**Exercise aim:**
Pictures don't belong in the copy; print all the records exactly.
:::::
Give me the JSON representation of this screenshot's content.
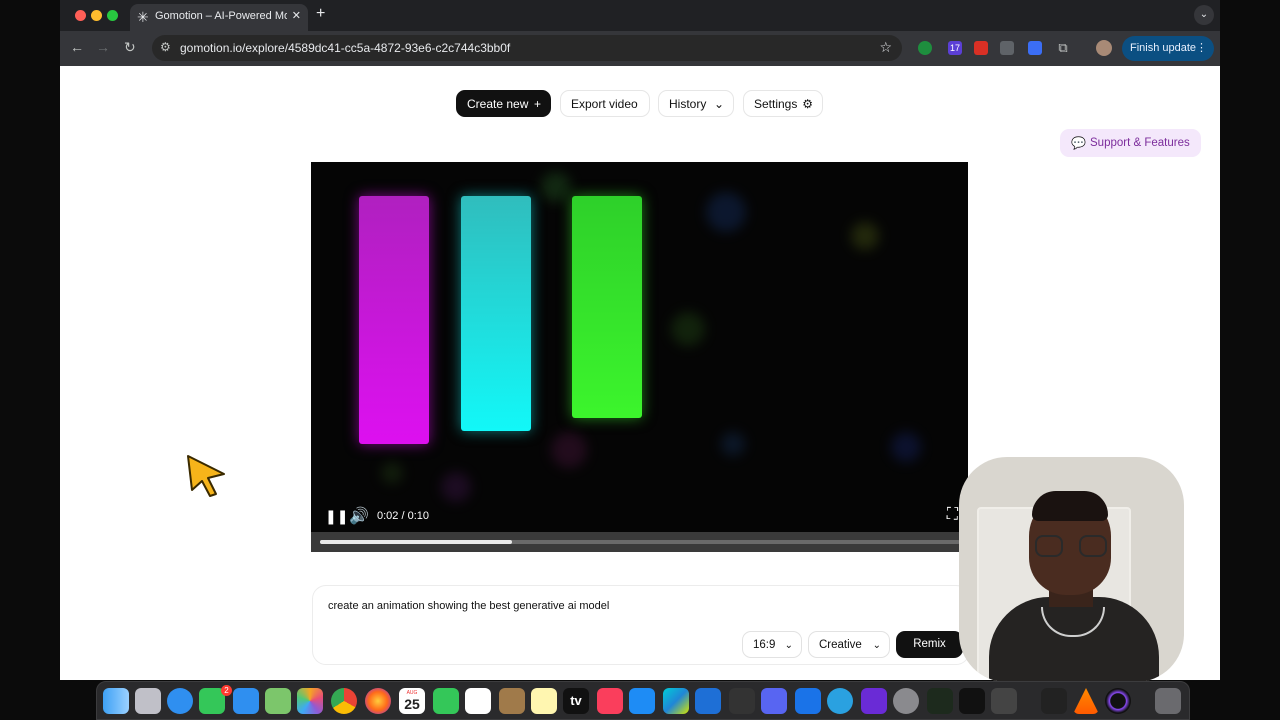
{
  "browser": {
    "tab_title": "Gomotion – AI-Powered Moti",
    "url": "gomotion.io/explore/4589dc41-cc5a-4872-93e6-c2c744c3bb0f",
    "finish_update_label": "Finish update",
    "ext_badge": "17"
  },
  "toolbar": {
    "create_label": "Create new",
    "export_label": "Export video",
    "history_label": "History",
    "settings_label": "Settings"
  },
  "support": {
    "label": "Support & Features"
  },
  "player": {
    "time": "0:02 / 0:10",
    "progress": 0.3,
    "bars": [
      {
        "name": "magenta",
        "color": "#e010f0"
      },
      {
        "name": "cyan",
        "color": "#10f5f5"
      },
      {
        "name": "green",
        "color": "#3cf52c"
      }
    ]
  },
  "prompt": {
    "text": "create an animation showing the best generative ai model",
    "ratio_label": "16:9",
    "mode_label": "Creative",
    "remix_label": "Remix"
  },
  "dock": {
    "messages_badge": "2",
    "calendar_month": "AUG",
    "calendar_day": "25",
    "apps": [
      "finder",
      "launchpad",
      "safari",
      "messages",
      "mail",
      "maps",
      "photos",
      "chrome",
      "firefox",
      "calendar",
      "facetime",
      "reminders",
      "contacts",
      "notes",
      "appletv",
      "music",
      "appstore",
      "webstorm",
      "vscode",
      "box",
      "discord",
      "xcode",
      "telegram",
      "tv-app",
      "settings",
      "activity-monitor",
      "terminal",
      "screen-app",
      "unity",
      "vlc",
      "orb",
      "trash"
    ],
    "appletv_label": "tv"
  },
  "colors": {
    "accent_dark": "#111111",
    "support_bg": "#f4e8fb",
    "support_fg": "#7c2d9c",
    "finish_update_bg": "#0b4f82"
  }
}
:::::
**Solution for this task:**
Give me the JSON representation of this screenshot's content.
{
  "browser": {
    "tab_title": "Gomotion – AI-Powered Moti",
    "url": "gomotion.io/explore/4589dc41-cc5a-4872-93e6-c2c744c3bb0f",
    "finish_update_label": "Finish update",
    "ext_badge": "17"
  },
  "toolbar": {
    "create_label": "Create new",
    "export_label": "Export video",
    "history_label": "History",
    "settings_label": "Settings"
  },
  "support": {
    "label": "Support & Features"
  },
  "player": {
    "time": "0:02 / 0:10",
    "progress": 0.3,
    "bars": [
      {
        "name": "magenta",
        "color": "#e010f0"
      },
      {
        "name": "cyan",
        "color": "#10f5f5"
      },
      {
        "name": "green",
        "color": "#3cf52c"
      }
    ]
  },
  "prompt": {
    "text": "create an animation showing the best generative ai model",
    "ratio_label": "16:9",
    "mode_label": "Creative",
    "remix_label": "Remix"
  },
  "dock": {
    "messages_badge": "2",
    "calendar_month": "AUG",
    "calendar_day": "25",
    "apps": [
      "finder",
      "launchpad",
      "safari",
      "messages",
      "mail",
      "maps",
      "photos",
      "chrome",
      "firefox",
      "calendar",
      "facetime",
      "reminders",
      "contacts",
      "notes",
      "appletv",
      "music",
      "appstore",
      "webstorm",
      "vscode",
      "box",
      "discord",
      "xcode",
      "telegram",
      "tv-app",
      "settings",
      "activity-monitor",
      "terminal",
      "screen-app",
      "unity",
      "vlc",
      "orb",
      "trash"
    ],
    "appletv_label": "tv"
  },
  "colors": {
    "accent_dark": "#111111",
    "support_bg": "#f4e8fb",
    "support_fg": "#7c2d9c",
    "finish_update_bg": "#0b4f82"
  }
}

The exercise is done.